> _EXERCISE INSTRUCTIONS_
Report, word for word, every line of the material that contains "Blaster".

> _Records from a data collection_
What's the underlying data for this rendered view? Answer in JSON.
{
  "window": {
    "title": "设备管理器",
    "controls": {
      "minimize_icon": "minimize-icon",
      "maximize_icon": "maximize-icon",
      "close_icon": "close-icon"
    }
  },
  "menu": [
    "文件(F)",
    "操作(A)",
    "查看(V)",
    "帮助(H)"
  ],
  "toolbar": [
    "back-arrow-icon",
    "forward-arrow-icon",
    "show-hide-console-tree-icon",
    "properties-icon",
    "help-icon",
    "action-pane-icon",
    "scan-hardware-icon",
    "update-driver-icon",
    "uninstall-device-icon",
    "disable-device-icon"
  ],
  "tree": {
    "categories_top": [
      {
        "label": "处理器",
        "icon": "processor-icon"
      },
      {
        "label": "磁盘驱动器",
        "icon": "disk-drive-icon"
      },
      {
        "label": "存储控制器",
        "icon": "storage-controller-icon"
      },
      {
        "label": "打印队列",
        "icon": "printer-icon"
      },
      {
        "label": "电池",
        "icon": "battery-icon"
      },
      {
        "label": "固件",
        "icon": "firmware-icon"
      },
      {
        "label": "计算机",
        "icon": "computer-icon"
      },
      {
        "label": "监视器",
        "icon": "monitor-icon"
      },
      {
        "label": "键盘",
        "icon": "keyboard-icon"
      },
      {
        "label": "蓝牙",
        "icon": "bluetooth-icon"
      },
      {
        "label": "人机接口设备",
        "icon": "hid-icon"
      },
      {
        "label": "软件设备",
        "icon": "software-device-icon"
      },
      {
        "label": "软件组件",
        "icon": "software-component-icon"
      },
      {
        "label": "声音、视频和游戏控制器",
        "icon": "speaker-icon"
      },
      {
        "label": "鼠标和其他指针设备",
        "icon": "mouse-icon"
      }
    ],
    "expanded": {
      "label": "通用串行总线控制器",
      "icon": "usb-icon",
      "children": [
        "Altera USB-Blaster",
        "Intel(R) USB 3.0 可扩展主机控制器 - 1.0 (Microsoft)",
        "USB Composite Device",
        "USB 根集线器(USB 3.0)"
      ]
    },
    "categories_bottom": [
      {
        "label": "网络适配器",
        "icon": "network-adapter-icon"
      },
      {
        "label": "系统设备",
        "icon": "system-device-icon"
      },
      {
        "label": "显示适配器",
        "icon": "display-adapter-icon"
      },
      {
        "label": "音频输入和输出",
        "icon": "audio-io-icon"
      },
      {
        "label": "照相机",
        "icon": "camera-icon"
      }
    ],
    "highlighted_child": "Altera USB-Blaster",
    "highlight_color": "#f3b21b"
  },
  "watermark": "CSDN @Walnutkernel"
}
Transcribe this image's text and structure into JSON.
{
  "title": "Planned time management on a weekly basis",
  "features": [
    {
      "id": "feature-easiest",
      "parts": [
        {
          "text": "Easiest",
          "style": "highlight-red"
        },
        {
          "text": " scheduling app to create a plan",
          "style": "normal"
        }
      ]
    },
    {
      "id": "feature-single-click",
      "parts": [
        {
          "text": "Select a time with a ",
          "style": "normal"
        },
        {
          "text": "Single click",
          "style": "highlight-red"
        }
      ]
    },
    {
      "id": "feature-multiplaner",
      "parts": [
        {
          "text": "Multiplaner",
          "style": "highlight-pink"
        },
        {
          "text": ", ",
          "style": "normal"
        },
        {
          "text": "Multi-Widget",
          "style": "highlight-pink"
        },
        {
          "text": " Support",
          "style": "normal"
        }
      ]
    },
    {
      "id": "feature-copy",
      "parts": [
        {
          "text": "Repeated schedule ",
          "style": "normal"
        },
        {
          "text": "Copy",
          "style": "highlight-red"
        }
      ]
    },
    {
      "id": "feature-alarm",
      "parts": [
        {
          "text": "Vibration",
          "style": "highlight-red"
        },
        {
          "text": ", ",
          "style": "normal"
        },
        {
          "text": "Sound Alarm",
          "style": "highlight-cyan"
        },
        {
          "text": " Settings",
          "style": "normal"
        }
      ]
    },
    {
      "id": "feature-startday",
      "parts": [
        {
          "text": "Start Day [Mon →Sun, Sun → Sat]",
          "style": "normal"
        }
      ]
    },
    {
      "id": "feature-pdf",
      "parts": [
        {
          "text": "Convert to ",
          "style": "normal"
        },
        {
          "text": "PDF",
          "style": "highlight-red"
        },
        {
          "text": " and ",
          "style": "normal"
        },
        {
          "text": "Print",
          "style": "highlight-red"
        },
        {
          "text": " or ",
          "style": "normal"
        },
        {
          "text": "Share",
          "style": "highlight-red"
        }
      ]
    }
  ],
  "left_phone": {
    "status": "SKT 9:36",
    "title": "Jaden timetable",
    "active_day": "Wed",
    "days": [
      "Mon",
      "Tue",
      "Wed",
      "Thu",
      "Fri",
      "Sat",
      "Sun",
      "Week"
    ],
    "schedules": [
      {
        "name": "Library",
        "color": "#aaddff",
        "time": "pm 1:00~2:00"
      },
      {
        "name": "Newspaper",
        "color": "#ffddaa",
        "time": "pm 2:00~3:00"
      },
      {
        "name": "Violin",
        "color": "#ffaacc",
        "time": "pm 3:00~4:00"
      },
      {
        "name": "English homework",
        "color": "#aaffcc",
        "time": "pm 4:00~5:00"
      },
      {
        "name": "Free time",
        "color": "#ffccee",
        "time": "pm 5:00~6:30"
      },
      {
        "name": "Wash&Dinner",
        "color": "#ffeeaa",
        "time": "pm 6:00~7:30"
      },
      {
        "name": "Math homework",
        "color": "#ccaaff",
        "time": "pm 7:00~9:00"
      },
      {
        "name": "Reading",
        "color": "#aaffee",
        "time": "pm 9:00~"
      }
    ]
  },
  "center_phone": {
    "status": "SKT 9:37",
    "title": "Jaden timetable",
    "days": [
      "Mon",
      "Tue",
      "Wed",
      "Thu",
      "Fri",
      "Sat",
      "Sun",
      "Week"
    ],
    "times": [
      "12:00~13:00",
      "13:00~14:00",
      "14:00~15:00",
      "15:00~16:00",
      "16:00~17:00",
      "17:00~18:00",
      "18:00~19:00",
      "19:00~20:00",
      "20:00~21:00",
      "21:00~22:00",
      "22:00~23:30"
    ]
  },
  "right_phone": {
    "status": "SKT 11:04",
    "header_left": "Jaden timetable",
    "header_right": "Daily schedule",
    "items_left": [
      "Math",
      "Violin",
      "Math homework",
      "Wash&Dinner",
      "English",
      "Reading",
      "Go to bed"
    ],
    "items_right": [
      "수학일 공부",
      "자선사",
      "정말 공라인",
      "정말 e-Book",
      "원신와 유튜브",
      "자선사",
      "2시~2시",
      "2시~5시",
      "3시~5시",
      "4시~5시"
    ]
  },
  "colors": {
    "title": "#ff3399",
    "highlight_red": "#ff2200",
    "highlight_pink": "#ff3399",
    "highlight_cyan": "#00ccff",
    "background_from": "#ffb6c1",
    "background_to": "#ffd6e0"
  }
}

> _RESPONSE_
        "Altera USB-Blaster",
    "highlighted_child": "Altera USB-Blaster",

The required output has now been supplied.